● **Data lines**

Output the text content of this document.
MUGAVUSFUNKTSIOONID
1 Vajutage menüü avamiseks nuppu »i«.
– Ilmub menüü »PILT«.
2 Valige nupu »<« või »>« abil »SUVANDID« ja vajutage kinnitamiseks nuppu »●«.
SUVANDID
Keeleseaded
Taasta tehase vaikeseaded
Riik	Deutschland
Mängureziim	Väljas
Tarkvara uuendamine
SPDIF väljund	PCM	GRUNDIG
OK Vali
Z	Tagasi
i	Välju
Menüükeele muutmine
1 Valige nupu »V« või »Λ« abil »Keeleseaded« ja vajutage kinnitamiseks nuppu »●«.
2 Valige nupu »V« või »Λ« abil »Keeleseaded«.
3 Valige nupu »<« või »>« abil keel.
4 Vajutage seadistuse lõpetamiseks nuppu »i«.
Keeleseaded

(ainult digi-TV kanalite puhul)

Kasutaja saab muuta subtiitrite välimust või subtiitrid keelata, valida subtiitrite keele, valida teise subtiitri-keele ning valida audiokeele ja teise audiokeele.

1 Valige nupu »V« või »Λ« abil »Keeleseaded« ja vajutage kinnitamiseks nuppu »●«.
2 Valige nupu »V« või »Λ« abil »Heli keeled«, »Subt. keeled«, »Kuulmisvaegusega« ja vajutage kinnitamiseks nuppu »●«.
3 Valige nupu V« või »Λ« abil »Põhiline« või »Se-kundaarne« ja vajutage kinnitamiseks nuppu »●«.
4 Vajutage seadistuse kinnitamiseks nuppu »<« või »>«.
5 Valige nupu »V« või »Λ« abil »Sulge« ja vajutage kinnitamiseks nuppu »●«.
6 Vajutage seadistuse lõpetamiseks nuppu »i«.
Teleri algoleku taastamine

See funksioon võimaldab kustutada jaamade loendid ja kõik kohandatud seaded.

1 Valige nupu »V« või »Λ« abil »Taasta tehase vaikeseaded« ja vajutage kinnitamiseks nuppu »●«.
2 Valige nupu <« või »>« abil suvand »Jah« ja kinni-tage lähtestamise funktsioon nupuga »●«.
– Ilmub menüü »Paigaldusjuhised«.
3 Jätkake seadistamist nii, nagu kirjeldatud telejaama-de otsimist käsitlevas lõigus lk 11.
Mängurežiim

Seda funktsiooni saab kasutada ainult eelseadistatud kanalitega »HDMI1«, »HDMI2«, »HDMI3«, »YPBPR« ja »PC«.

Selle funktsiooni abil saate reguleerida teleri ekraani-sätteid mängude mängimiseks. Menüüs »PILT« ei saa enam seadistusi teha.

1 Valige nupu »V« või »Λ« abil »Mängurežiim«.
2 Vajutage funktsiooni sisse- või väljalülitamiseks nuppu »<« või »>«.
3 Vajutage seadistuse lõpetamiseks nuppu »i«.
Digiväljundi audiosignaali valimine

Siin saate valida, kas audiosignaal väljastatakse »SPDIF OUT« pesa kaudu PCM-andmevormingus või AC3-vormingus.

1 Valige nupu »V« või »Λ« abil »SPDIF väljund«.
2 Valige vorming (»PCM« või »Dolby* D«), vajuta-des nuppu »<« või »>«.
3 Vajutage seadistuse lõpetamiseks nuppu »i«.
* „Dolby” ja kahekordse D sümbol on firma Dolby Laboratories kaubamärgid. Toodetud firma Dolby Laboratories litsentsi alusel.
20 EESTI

● **Required work**
Retype each record exactly, leaving nothing out.

● **The completed task**
Output the text content of this document.
MUGAVUSFUNKTSIOONID
1 Vajutage menüü avamiseks nuppu »i«.
– Ilmub menüü »PILT«.
2 Valige nupu »<« või »>« abil »SUVANDID« ja vajutage kinnitamiseks nuppu »●«.
SUVANDID
Keeleseaded
Taasta tehase vaikeseaded
Riik	Deutschland
Mängureziim	Väljas
Tarkvara uuendamine
SPDIF väljund	PCM	GRUNDIG
OK Vali
Z	Tagasi
i	Välju
Menüükeele muutmine
1 Valige nupu »V« või »Λ« abil »Keeleseaded« ja vajutage kinnitamiseks nuppu »●«.
2 Valige nupu »V« või »Λ« abil »Keeleseaded«.
3 Valige nupu »<« või »>« abil keel.
4 Vajutage seadistuse lõpetamiseks nuppu »i«.
Keeleseaded

(ainult digi-TV kanalite puhul)

Kasutaja saab muuta subtiitrite välimust või subtiitrid keelata, valida subtiitrite keele, valida teise subtiitri-keele ning valida audiokeele ja teise audiokeele.

1 Valige nupu »V« või »Λ« abil »Keeleseaded« ja vajutage kinnitamiseks nuppu »●«.
2 Valige nupu »V« või »Λ« abil »Heli keeled«, »Subt. keeled«, »Kuulmisvaegusega« ja vajutage kinnitamiseks nuppu »●«.
3 Valige nupu V« või »Λ« abil »Põhiline« või »Se-kundaarne« ja vajutage kinnitamiseks nuppu »●«.
4 Vajutage seadistuse kinnitamiseks nuppu »<« või »>«.
5 Valige nupu »V« või »Λ« abil »Sulge« ja vajutage kinnitamiseks nuppu »●«.
6 Vajutage seadistuse lõpetamiseks nuppu »i«.
Teleri algoleku taastamine

See funksioon võimaldab kustutada jaamade loendid ja kõik kohandatud seaded.

1 Valige nupu »V« või »Λ« abil »Taasta tehase vaikeseaded« ja vajutage kinnitamiseks nuppu »●«.
2 Valige nupu <« või »>« abil suvand »Jah« ja kinni-tage lähtestamise funktsioon nupuga »●«.
– Ilmub menüü »Paigaldusjuhised«.
3 Jätkake seadistamist nii, nagu kirjeldatud telejaama-de otsimist käsitlevas lõigus lk 11.
Mängurežiim

Seda funktsiooni saab kasutada ainult eelseadistatud kanalitega »HDMI1«, »HDMI2«, »HDMI3«, »YPBPR« ja »PC«.

Selle funktsiooni abil saate reguleerida teleri ekraani-sätteid mängude mängimiseks. Menüüs »PILT« ei saa enam seadistusi teha.

1 Valige nupu »V« või »Λ« abil »Mängurežiim«.
2 Vajutage funktsiooni sisse- või väljalülitamiseks nuppu »<« või »>«.
3 Vajutage seadistuse lõpetamiseks nuppu »i«.
Digiväljundi audiosignaali valimine

Siin saate valida, kas audiosignaal väljastatakse »SPDIF OUT« pesa kaudu PCM-andmevormingus või AC3-vormingus.

1 Valige nupu »V« või »Λ« abil »SPDIF väljund«.
2 Valige vorming (»PCM« või »Dolby* D«), vajuta-des nuppu »<« või »>«.
3 Vajutage seadistuse lõpetamiseks nuppu »i«.
* „Dolby” ja kahekordse D sümbol on firma Dolby Laboratories kaubamärgid. Toodetud firma Dolby Laboratories litsentsi alusel.
20 EESTI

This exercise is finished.